[start Data]

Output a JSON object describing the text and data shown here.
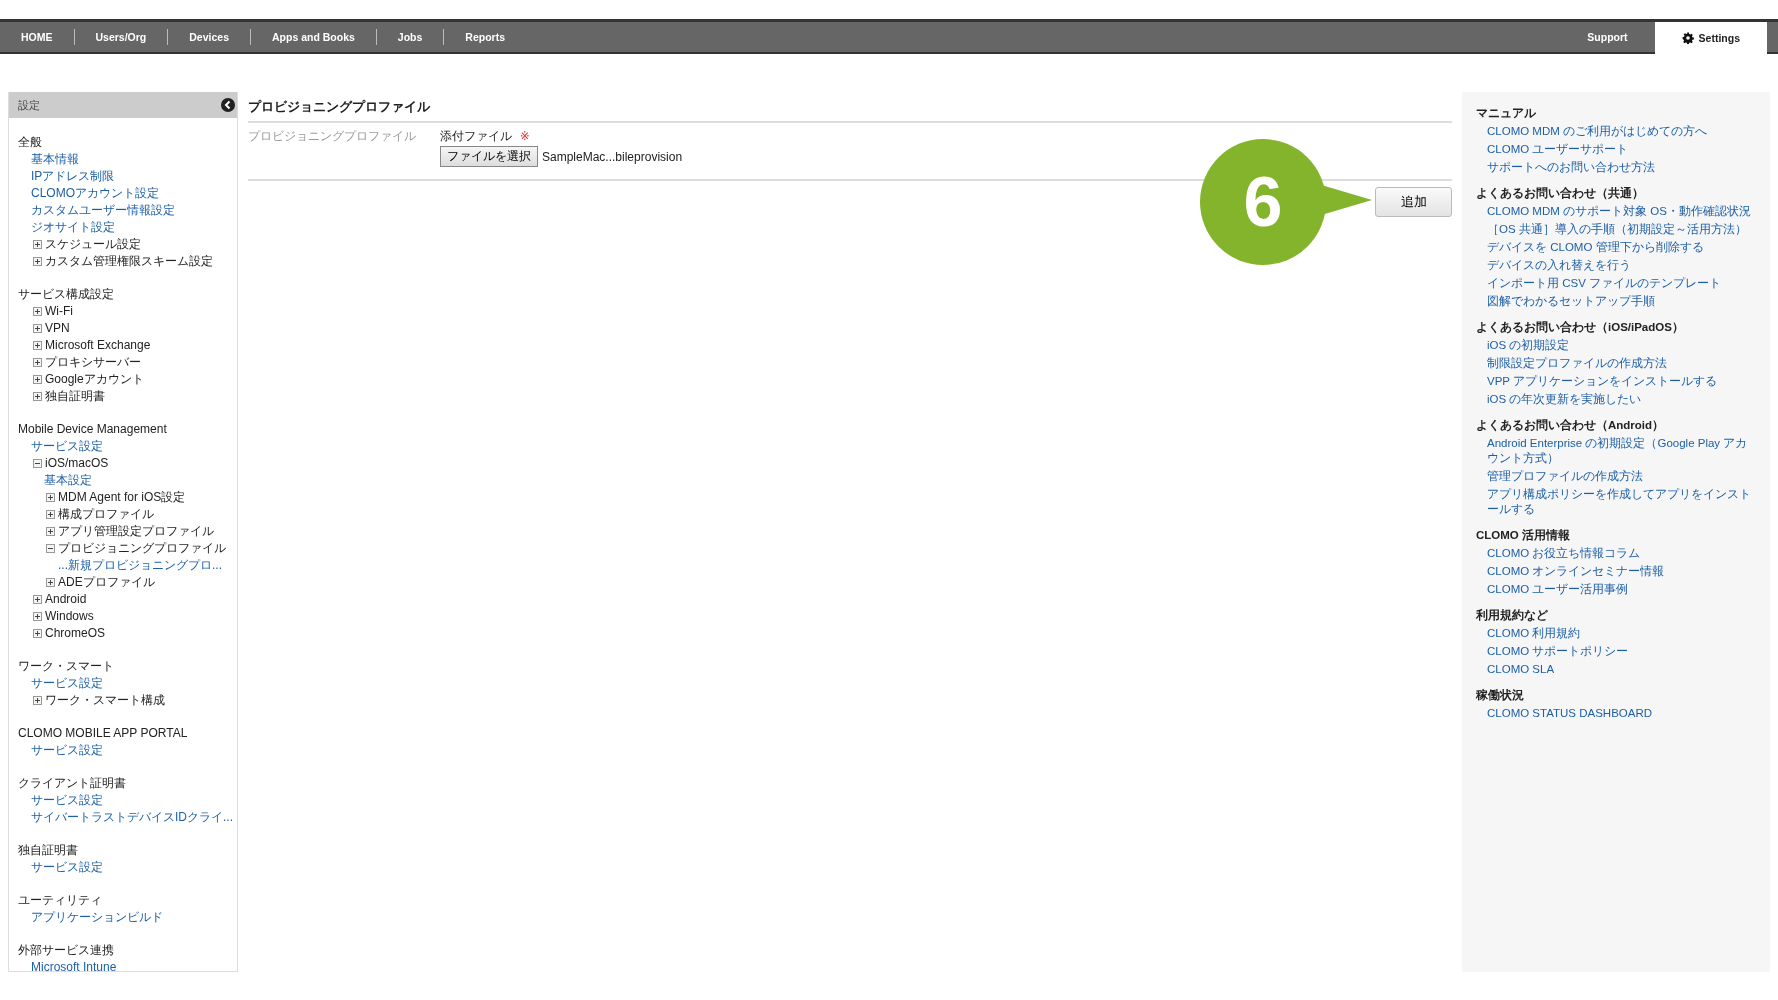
{
  "nav": {
    "tabs": [
      {
        "label": "HOME",
        "selected": false
      },
      {
        "label": "Users/Org",
        "selected": false
      },
      {
        "label": "Devices",
        "selected": false
      },
      {
        "label": "Apps and Books",
        "selected": false
      },
      {
        "label": "Jobs",
        "selected": false
      },
      {
        "label": "Reports",
        "selected": false
      }
    ],
    "right_tabs": [
      {
        "label": "Support",
        "selected": false,
        "kind": "plain"
      },
      {
        "label": "Settings",
        "selected": true,
        "kind": "settings"
      }
    ]
  },
  "sidebar": {
    "title": "設定",
    "sections": [
      {
        "title": "全般",
        "items": [
          {
            "kind": "link",
            "label": "基本情報"
          },
          {
            "kind": "link",
            "label": "IPアドレス制限"
          },
          {
            "kind": "link",
            "label": "CLOMOアカウント設定"
          },
          {
            "kind": "link",
            "label": "カスタムユーザー情報設定"
          },
          {
            "kind": "link",
            "label": "ジオサイト設定"
          },
          {
            "kind": "node",
            "label": "スケジュール設定",
            "expanded": false
          },
          {
            "kind": "node",
            "label": "カスタム管理権限スキーム設定",
            "expanded": false
          }
        ]
      },
      {
        "title": "サービス構成設定",
        "items": [
          {
            "kind": "node",
            "label": "Wi-Fi",
            "expanded": false
          },
          {
            "kind": "node",
            "label": "VPN",
            "expanded": false
          },
          {
            "kind": "node",
            "label": "Microsoft Exchange",
            "expanded": false
          },
          {
            "kind": "node",
            "label": "プロキシサーバー",
            "expanded": false
          },
          {
            "kind": "node",
            "label": "Googleアカウント",
            "expanded": false
          },
          {
            "kind": "node",
            "label": "独自証明書",
            "expanded": false
          }
        ]
      },
      {
        "title": "Mobile Device Management",
        "items": [
          {
            "kind": "link",
            "label": "サービス設定"
          },
          {
            "kind": "node",
            "label": "iOS/macOS",
            "expanded": true,
            "children": [
              {
                "kind": "link",
                "label": "基本設定"
              },
              {
                "kind": "node",
                "label": "MDM Agent for iOS設定",
                "expanded": false
              },
              {
                "kind": "node",
                "label": "構成プロファイル",
                "expanded": false
              },
              {
                "kind": "node",
                "label": "アプリ管理設定プロファイル",
                "expanded": false
              },
              {
                "kind": "node",
                "label": "プロビジョニングプロファイル",
                "expanded": true,
                "children": [
                  {
                    "kind": "link",
                    "label": "...新規プロビジョニングプロ..."
                  }
                ]
              },
              {
                "kind": "node",
                "label": "ADEプロファイル",
                "expanded": false
              }
            ]
          },
          {
            "kind": "node",
            "label": "Android",
            "expanded": false
          },
          {
            "kind": "node",
            "label": "Windows",
            "expanded": false
          },
          {
            "kind": "node",
            "label": "ChromeOS",
            "expanded": false
          }
        ]
      },
      {
        "title": "ワーク・スマート",
        "items": [
          {
            "kind": "link",
            "label": "サービス設定"
          },
          {
            "kind": "node",
            "label": "ワーク・スマート構成",
            "expanded": false
          }
        ]
      },
      {
        "title": "CLOMO MOBILE APP PORTAL",
        "items": [
          {
            "kind": "link",
            "label": "サービス設定"
          }
        ]
      },
      {
        "title": "クライアント証明書",
        "items": [
          {
            "kind": "link",
            "label": "サービス設定"
          },
          {
            "kind": "link",
            "label": "サイバートラストデバイスIDクライ..."
          }
        ]
      },
      {
        "title": "独自証明書",
        "items": [
          {
            "kind": "link",
            "label": "サービス設定"
          }
        ]
      },
      {
        "title": "ユーティリティ",
        "items": [
          {
            "kind": "link",
            "label": "アプリケーションビルド"
          }
        ]
      },
      {
        "title": "外部サービス連携",
        "items": [
          {
            "kind": "link",
            "label": "Microsoft Intune"
          }
        ]
      }
    ]
  },
  "main": {
    "title": "プロビジョニングプロファイル",
    "row_label": "プロビジョニングプロファイル",
    "field_label": "添付ファイル",
    "required_mark": "※",
    "file_button": "ファイルを選択",
    "file_name": "SampleMac...bileprovision",
    "add_button": "追加",
    "callout": "6"
  },
  "help": {
    "sections": [
      {
        "title": "マニュアル",
        "links": [
          "CLOMO MDM のご利用がはじめての方へ",
          "CLOMO ユーザーサポート",
          "サポートへのお問い合わせ方法"
        ]
      },
      {
        "title": "よくあるお問い合わせ（共通）",
        "links": [
          "CLOMO MDM のサポート対象 OS・動作確認状況",
          "［OS 共通］導入の手順（初期設定～活用方法）",
          "デバイスを CLOMO 管理下から削除する",
          "デバイスの入れ替えを行う",
          "インポート用 CSV ファイルのテンプレート",
          "図解でわかるセットアップ手順"
        ]
      },
      {
        "title": "よくあるお問い合わせ（iOS/iPadOS）",
        "links": [
          "iOS の初期設定",
          "制限設定プロファイルの作成方法",
          "VPP アプリケーションをインストールする",
          "iOS の年次更新を実施したい"
        ]
      },
      {
        "title": "よくあるお問い合わせ（Android）",
        "links": [
          "Android Enterprise の初期設定（Google Play アカウント方式）",
          "管理プロファイルの作成方法",
          "アプリ構成ポリシーを作成してアプリをインストールする"
        ]
      },
      {
        "title": "CLOMO 活用情報",
        "links": [
          "CLOMO お役立ち情報コラム",
          "CLOMO オンラインセミナー情報",
          "CLOMO ユーザー活用事例"
        ]
      },
      {
        "title": "利用規約など",
        "links": [
          "CLOMO 利用規約",
          "CLOMO サポートポリシー",
          "CLOMO SLA"
        ]
      },
      {
        "title": "稼働状況",
        "links": [
          "CLOMO STATUS DASHBOARD"
        ]
      }
    ]
  }
}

[end Data]

Problem to work on = Among the entries above, how many lines hold the string "true"? Give the number by itself.

Exercise solution = 3